_Aim of the exercise_
Search the listing below for the string "title" and copy every line where it occurs.

═════ Extracted entries

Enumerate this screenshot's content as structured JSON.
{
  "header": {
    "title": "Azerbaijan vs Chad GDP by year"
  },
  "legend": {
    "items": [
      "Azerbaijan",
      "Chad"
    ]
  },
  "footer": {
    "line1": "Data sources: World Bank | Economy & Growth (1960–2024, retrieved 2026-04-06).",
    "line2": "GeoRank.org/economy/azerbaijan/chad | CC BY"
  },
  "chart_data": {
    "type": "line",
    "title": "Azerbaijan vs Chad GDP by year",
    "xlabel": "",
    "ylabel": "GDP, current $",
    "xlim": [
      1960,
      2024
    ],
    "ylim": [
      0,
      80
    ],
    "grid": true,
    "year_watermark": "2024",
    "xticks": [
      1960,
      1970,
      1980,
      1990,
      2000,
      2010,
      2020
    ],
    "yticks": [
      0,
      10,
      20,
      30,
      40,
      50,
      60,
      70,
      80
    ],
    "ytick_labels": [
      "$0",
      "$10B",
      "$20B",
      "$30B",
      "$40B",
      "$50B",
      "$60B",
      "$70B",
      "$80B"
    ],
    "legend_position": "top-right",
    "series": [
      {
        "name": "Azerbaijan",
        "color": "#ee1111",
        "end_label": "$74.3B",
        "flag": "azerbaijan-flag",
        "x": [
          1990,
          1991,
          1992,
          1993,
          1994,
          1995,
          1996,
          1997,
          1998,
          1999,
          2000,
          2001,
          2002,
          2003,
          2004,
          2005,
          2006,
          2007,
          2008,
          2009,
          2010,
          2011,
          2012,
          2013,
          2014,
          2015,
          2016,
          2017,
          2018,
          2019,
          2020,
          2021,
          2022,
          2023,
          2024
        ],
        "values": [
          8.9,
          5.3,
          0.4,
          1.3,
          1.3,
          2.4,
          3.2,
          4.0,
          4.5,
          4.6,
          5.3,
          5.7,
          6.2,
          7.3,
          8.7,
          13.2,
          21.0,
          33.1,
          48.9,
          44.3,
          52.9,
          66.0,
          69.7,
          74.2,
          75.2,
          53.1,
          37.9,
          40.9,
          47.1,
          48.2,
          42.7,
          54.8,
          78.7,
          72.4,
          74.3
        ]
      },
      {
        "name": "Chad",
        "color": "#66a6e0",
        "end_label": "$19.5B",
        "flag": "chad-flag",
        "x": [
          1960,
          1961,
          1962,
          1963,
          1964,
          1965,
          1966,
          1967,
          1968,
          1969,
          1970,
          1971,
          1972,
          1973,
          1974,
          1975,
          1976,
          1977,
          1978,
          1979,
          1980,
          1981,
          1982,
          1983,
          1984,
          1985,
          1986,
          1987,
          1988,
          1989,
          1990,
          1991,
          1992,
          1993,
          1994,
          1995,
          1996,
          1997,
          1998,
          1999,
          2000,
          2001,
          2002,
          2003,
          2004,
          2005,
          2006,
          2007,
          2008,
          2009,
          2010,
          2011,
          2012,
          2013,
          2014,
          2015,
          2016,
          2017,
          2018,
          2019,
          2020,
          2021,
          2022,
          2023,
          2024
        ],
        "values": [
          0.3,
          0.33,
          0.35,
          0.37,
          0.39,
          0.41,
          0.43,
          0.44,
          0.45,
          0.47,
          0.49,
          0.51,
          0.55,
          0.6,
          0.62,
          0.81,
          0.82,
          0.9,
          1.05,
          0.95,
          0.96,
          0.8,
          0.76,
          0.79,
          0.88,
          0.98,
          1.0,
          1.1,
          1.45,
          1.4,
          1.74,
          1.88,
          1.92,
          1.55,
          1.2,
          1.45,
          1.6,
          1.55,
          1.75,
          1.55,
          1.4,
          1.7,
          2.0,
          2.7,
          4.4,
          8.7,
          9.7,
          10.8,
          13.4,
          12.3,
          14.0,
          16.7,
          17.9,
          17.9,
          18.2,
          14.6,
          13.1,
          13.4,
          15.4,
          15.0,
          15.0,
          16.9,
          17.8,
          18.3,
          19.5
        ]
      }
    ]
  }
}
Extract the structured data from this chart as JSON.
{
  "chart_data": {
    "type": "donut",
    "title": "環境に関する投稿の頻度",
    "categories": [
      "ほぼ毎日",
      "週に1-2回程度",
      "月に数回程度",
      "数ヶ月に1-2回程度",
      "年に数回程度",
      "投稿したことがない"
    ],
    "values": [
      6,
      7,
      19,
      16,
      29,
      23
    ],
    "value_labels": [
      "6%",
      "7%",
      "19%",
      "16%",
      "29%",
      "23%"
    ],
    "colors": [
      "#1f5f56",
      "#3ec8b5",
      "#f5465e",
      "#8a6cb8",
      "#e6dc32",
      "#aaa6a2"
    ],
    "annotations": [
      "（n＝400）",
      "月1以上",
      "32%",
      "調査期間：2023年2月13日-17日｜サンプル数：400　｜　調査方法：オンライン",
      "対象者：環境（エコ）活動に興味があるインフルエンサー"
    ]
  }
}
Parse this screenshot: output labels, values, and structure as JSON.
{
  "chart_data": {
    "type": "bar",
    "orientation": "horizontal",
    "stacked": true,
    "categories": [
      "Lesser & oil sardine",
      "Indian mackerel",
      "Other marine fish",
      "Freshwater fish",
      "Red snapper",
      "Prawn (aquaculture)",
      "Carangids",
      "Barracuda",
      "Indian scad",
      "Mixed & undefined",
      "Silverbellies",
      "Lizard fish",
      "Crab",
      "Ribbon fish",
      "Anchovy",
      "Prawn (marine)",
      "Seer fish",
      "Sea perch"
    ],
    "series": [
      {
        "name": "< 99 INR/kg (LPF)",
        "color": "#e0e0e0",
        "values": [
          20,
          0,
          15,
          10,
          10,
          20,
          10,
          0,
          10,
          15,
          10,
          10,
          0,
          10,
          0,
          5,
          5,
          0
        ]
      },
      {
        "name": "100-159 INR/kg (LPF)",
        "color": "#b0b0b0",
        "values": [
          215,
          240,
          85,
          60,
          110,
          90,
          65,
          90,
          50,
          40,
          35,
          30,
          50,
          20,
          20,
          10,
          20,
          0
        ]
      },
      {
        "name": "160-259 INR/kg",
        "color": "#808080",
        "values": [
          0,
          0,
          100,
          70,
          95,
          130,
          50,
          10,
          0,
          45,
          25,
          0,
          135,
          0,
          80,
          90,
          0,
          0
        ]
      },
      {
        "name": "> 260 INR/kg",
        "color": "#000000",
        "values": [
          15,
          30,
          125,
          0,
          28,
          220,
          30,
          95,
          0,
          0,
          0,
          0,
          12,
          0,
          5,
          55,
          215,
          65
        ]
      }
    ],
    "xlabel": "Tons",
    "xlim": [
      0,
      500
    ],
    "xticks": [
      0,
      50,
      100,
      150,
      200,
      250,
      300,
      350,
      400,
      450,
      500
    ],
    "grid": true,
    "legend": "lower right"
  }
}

══════════

_Answer to the exercise_
    "title": "Azerbaijan vs Chad GDP by year"
    "title": "Azerbaijan vs Chad GDP by year",
    "title": "環境に関する投稿の頻度",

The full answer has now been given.